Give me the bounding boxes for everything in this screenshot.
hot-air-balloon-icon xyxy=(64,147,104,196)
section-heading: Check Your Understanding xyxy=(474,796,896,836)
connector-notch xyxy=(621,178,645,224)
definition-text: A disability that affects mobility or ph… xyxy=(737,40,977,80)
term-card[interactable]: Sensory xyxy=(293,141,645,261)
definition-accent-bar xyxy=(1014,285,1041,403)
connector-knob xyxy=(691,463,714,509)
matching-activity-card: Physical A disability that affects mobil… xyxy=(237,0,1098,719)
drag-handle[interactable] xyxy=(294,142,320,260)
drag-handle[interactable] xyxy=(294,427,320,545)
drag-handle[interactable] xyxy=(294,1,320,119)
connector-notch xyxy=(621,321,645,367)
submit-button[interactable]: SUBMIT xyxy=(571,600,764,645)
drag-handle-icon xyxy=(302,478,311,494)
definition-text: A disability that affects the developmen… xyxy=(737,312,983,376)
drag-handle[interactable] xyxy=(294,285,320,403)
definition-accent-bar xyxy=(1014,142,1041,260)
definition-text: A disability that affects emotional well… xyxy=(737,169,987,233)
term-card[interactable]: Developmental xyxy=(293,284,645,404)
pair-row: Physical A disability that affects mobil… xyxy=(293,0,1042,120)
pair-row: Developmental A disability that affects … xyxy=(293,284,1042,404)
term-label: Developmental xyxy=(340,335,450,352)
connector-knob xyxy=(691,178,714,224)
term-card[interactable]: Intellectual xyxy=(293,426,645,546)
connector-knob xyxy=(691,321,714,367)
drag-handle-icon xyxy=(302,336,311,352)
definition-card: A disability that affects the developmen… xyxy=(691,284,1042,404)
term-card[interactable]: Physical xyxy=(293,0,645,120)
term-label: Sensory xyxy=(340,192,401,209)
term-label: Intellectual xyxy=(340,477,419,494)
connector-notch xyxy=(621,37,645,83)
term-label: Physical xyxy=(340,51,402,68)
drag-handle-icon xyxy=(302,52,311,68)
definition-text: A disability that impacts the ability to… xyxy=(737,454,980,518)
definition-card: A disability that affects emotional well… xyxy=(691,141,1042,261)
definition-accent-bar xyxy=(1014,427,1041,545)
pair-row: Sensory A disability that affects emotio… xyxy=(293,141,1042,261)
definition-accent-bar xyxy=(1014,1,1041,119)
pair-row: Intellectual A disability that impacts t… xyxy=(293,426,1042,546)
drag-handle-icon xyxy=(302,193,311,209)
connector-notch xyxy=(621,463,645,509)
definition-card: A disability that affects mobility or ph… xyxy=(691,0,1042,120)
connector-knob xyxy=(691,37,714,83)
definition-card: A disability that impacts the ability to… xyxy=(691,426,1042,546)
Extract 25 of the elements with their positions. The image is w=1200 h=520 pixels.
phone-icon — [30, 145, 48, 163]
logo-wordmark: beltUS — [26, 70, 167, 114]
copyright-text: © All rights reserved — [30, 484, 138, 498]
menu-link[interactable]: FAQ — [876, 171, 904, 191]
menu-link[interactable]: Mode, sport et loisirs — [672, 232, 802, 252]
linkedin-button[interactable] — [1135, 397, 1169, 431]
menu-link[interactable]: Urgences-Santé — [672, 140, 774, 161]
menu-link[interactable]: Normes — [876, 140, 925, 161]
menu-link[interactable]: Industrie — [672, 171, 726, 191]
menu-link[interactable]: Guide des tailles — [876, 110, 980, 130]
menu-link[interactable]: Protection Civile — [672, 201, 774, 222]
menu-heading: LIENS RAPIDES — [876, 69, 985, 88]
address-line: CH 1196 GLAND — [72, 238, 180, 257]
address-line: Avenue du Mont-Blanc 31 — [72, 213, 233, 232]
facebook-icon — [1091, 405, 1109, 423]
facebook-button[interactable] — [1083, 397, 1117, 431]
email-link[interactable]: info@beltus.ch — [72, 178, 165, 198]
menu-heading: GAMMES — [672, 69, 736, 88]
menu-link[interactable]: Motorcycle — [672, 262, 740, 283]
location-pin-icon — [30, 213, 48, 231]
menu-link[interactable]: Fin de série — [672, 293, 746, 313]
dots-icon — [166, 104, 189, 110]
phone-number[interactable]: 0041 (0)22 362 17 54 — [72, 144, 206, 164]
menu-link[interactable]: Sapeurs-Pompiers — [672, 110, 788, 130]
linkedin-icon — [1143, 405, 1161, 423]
┄┄┄┄┄┄
TASK TO COMPLETE: Return every one of the records above line for line, with no character changed.

RESPONSE TO THIS TASK:
Give me the bounding boxes for everything in this screenshot.
hot-air-balloon-icon xyxy=(64,147,104,196)
section-heading: Check Your Understanding xyxy=(474,796,896,836)
connector-notch xyxy=(621,178,645,224)
definition-text: A disability that affects mobility or ph… xyxy=(737,40,977,80)
term-card[interactable]: Sensory xyxy=(293,141,645,261)
definition-accent-bar xyxy=(1014,285,1041,403)
connector-knob xyxy=(691,463,714,509)
matching-activity-card: Physical A disability that affects mobil… xyxy=(237,0,1098,719)
drag-handle[interactable] xyxy=(294,142,320,260)
drag-handle[interactable] xyxy=(294,427,320,545)
drag-handle[interactable] xyxy=(294,1,320,119)
connector-notch xyxy=(621,321,645,367)
submit-button[interactable]: SUBMIT xyxy=(571,600,764,645)
drag-handle-icon xyxy=(302,478,311,494)
definition-text: A disability that affects the developmen… xyxy=(737,312,983,376)
drag-handle[interactable] xyxy=(294,285,320,403)
definition-accent-bar xyxy=(1014,142,1041,260)
definition-text: A disability that affects emotional well… xyxy=(737,169,987,233)
term-card[interactable]: Developmental xyxy=(293,284,645,404)
pair-row: Physical A disability that affects mobil… xyxy=(293,0,1042,120)
pair-row: Developmental A disability that affects … xyxy=(293,284,1042,404)
term-label: Developmental xyxy=(340,335,450,352)
connector-knob xyxy=(691,178,714,224)
term-card[interactable]: Intellectual xyxy=(293,426,645,546)
connector-knob xyxy=(691,321,714,367)
drag-handle-icon xyxy=(302,336,311,352)
definition-card: A disability that affects the developmen… xyxy=(691,284,1042,404)
term-card[interactable]: Physical xyxy=(293,0,645,120)
term-label: Sensory xyxy=(340,192,401,209)
term-label: Intellectual xyxy=(340,477,419,494)
connector-notch xyxy=(621,37,645,83)
term-label: Physical xyxy=(340,51,402,68)
drag-handle-icon xyxy=(302,52,311,68)
definition-text: A disability that impacts the ability to… xyxy=(737,454,980,518)
definition-card: A disability that affects emotional well… xyxy=(691,141,1042,261)
definition-accent-bar xyxy=(1014,427,1041,545)
pair-row: Sensory A disability that affects emotio… xyxy=(293,141,1042,261)
definition-accent-bar xyxy=(1014,1,1041,119)
pair-row: Intellectual A disability that impacts t… xyxy=(293,426,1042,546)
drag-handle-icon xyxy=(302,193,311,209)
connector-notch xyxy=(621,463,645,509)
definition-card: A disability that affects mobility or ph… xyxy=(691,0,1042,120)
connector-knob xyxy=(691,37,714,83)
definition-card: A disability that impacts the ability to… xyxy=(691,426,1042,546)
Extract 25 of the elements with their positions. The image is w=1200 h=520 pixels.
phone-icon — [30, 145, 48, 163]
logo-wordmark: beltUS — [26, 70, 167, 114]
copyright-text: © All rights reserved — [30, 484, 138, 498]
menu-link[interactable]: FAQ — [876, 171, 904, 191]
menu-link[interactable]: Mode, sport et loisirs — [672, 232, 802, 252]
linkedin-button[interactable] — [1135, 397, 1169, 431]
menu-link[interactable]: Urgences-Santé — [672, 140, 774, 161]
menu-link[interactable]: Normes — [876, 140, 925, 161]
menu-link[interactable]: Industrie — [672, 171, 726, 191]
menu-link[interactable]: Guide des tailles — [876, 110, 980, 130]
menu-link[interactable]: Protection Civile — [672, 201, 774, 222]
menu-heading: LIENS RAPIDES — [876, 69, 985, 88]
address-line: CH 1196 GLAND — [72, 238, 180, 257]
address-line: Avenue du Mont-Blanc 31 — [72, 213, 233, 232]
facebook-icon — [1091, 405, 1109, 423]
facebook-button[interactable] — [1083, 397, 1117, 431]
email-link[interactable]: info@beltus.ch — [72, 178, 165, 198]
menu-heading: GAMMES — [672, 69, 736, 88]
menu-link[interactable]: Motorcycle — [672, 262, 740, 283]
location-pin-icon — [30, 213, 48, 231]
menu-link[interactable]: Fin de série — [672, 293, 746, 313]
dots-icon — [166, 104, 189, 110]
phone-number[interactable]: 0041 (0)22 362 17 54 — [72, 144, 206, 164]
menu-link[interactable]: Sapeurs-Pompiers — [672, 110, 788, 130]
linkedin-icon — [1143, 405, 1161, 423]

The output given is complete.